__What is asked__.
Write out the material exactly, without any of its pictures.

__Dataset records on visual material__.
────────────────────
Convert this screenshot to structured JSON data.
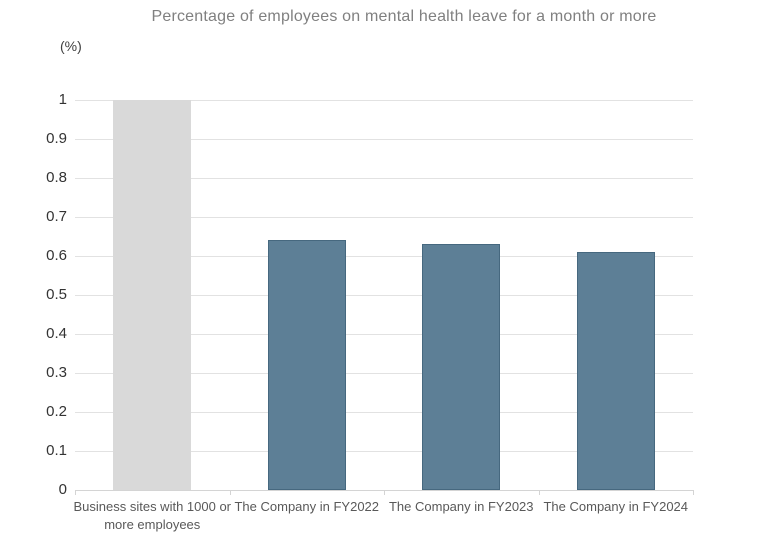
{
  "chart_data": {
    "type": "bar",
    "title": "Percentage of employees on mental health leave for a month or more",
    "unit_label": "(%)",
    "categories": [
      "Business sites with 1000 or more employees",
      "The Company in FY2022",
      "The Company in FY2023",
      "The Company in FY2024"
    ],
    "values": [
      1.0,
      0.64,
      0.63,
      0.61
    ],
    "bar_colors": [
      "#d9d9d9",
      "#5d7f96",
      "#5d7f96",
      "#5d7f96"
    ],
    "bar_border_colors": [
      "#d9d9d9",
      "#46687f",
      "#46687f",
      "#46687f"
    ],
    "xlabel": "",
    "ylabel": "(%)",
    "ylim": [
      0,
      1
    ],
    "yticks": [
      "0",
      "0.1",
      "0.2",
      "0.3",
      "0.4",
      "0.5",
      "0.6",
      "0.7",
      "0.8",
      "0.9",
      "1"
    ],
    "grid": true,
    "legend": "none"
  },
  "colors": {
    "title_color": "#808080",
    "unit_color": "#404040",
    "ytick_color": "#333333",
    "xtick_color": "#595959",
    "grid_color": "#e2e2e2",
    "axis_color": "#d4d4d4",
    "company_bar": "#5d7f96",
    "benchmark_bar": "#d9d9d9",
    "background": "#ffffff"
  }
}
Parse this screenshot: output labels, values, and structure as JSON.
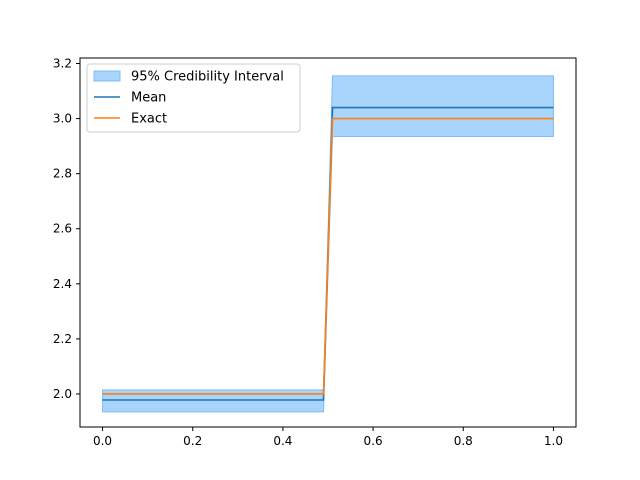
{
  "chart_data": {
    "type": "line",
    "xlim": [
      -0.05,
      1.05
    ],
    "ylim": [
      1.88,
      3.22
    ],
    "x_ticks": [
      0.0,
      0.2,
      0.4,
      0.6,
      0.8,
      1.0
    ],
    "x_tick_labels": [
      "0.0",
      "0.2",
      "0.4",
      "0.6",
      "0.8",
      "1.0"
    ],
    "y_ticks": [
      2.0,
      2.2,
      2.4,
      2.6,
      2.8,
      3.0,
      3.2
    ],
    "y_tick_labels": [
      "2.0",
      "2.2",
      "2.4",
      "2.6",
      "2.8",
      "3.0",
      "3.2"
    ],
    "grid": false,
    "legend_position": "top-left",
    "series": [
      {
        "name": "95% Credibility Interval",
        "kind": "band",
        "color": "#a9d4fb",
        "edge_color": "#7fbdf5",
        "x": [
          0.0,
          0.49,
          0.51,
          1.0
        ],
        "lower": [
          1.935,
          1.935,
          2.935,
          2.935
        ],
        "upper": [
          2.015,
          2.015,
          3.155,
          3.155
        ]
      },
      {
        "name": "Mean",
        "kind": "line",
        "color": "#1f77b4",
        "x": [
          0.0,
          0.49,
          0.51,
          1.0
        ],
        "y": [
          1.978,
          1.978,
          3.04,
          3.04
        ]
      },
      {
        "name": "Exact",
        "kind": "line",
        "color": "#ff7f0e",
        "x": [
          0.0,
          0.49,
          0.51,
          1.0
        ],
        "y": [
          2.0,
          2.0,
          3.0,
          3.0
        ]
      }
    ]
  }
}
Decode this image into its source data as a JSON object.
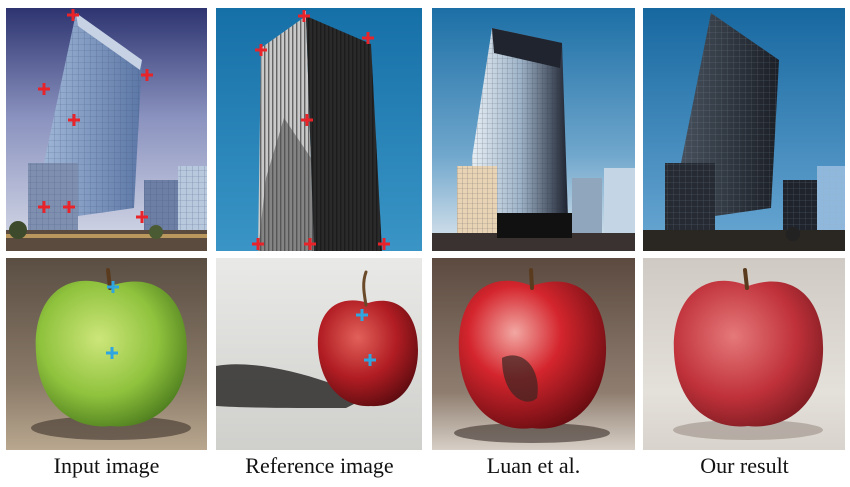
{
  "figure": {
    "columns": [
      {
        "caption": "Input image"
      },
      {
        "caption": "Reference image"
      },
      {
        "caption": "Luan et al."
      },
      {
        "caption": "Our result"
      }
    ],
    "rows": [
      "building",
      "apple"
    ],
    "marker_colors": {
      "building": "#e8242a",
      "apple": "#2fa6e0"
    }
  }
}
────────────────────
__Written solution__.
Convert this screenshot to structured JSON data.
{
  "chart_data": {
    "type": "bar",
    "title": "Percentage of employees on mental health leave for a month or more",
    "unit_label": "(%)",
    "categories": [
      "Business sites with 1000 or more employees",
      "The Company in FY2022",
      "The Company in FY2023",
      "The Company in FY2024"
    ],
    "values": [
      1.0,
      0.64,
      0.63,
      0.61
    ],
    "bar_colors": [
      "#d9d9d9",
      "#5d7f96",
      "#5d7f96",
      "#5d7f96"
    ],
    "bar_border_colors": [
      "#d9d9d9",
      "#46687f",
      "#46687f",
      "#46687f"
    ],
    "xlabel": "",
    "ylabel": "(%)",
    "ylim": [
      0,
      1
    ],
    "yticks": [
      "0",
      "0.1",
      "0.2",
      "0.3",
      "0.4",
      "0.5",
      "0.6",
      "0.7",
      "0.8",
      "0.9",
      "1"
    ],
    "grid": true,
    "legend": "none"
  },
  "colors": {
    "title_color": "#808080",
    "unit_color": "#404040",
    "ytick_color": "#333333",
    "xtick_color": "#595959",
    "grid_color": "#e2e2e2",
    "axis_color": "#d4d4d4",
    "company_bar": "#5d7f96",
    "benchmark_bar": "#d9d9d9",
    "background": "#ffffff"
  }
}
Parse this screenshot: output labels, values, and structure as JSON.
{
  "chart_data": {
    "type": "line",
    "xlim": [
      -0.05,
      1.05
    ],
    "ylim": [
      1.88,
      3.22
    ],
    "x_ticks": [
      0.0,
      0.2,
      0.4,
      0.6,
      0.8,
      1.0
    ],
    "x_tick_labels": [
      "0.0",
      "0.2",
      "0.4",
      "0.6",
      "0.8",
      "1.0"
    ],
    "y_ticks": [
      2.0,
      2.2,
      2.4,
      2.6,
      2.8,
      3.0,
      3.2
    ],
    "y_tick_labels": [
      "2.0",
      "2.2",
      "2.4",
      "2.6",
      "2.8",
      "3.0",
      "3.2"
    ],
    "grid": false,
    "legend_position": "top-left",
    "series": [
      {
        "name": "95% Credibility Interval",
        "kind": "band",
        "color": "#a9d4fb",
        "edge_color": "#7fbdf5",
        "x": [
          0.0,
          0.49,
          0.51,
          1.0
        ],
        "lower": [
          1.935,
          1.935,
          2.935,
          2.935
        ],
        "upper": [
          2.015,
          2.015,
          3.155,
          3.155
        ]
      },
      {
        "name": "Mean",
        "kind": "line",
        "color": "#1f77b4",
        "x": [
          0.0,
          0.49,
          0.51,
          1.0
        ],
        "y": [
          1.978,
          1.978,
          3.04,
          3.04
        ]
      },
      {
        "name": "Exact",
        "kind": "line",
        "color": "#ff7f0e",
        "x": [
          0.0,
          0.49,
          0.51,
          1.0
        ],
        "y": [
          2.0,
          2.0,
          3.0,
          3.0
        ]
      }
    ]
  }
}
Decode this image into its source data as a JSON object.
{
  "figure": {
    "columns": [
      {
        "caption": "Input image"
      },
      {
        "caption": "Reference image"
      },
      {
        "caption": "Luan et al."
      },
      {
        "caption": "Our result"
      }
    ],
    "rows": [
      "building",
      "apple"
    ],
    "marker_colors": {
      "building": "#e8242a",
      "apple": "#2fa6e0"
    }
  }
}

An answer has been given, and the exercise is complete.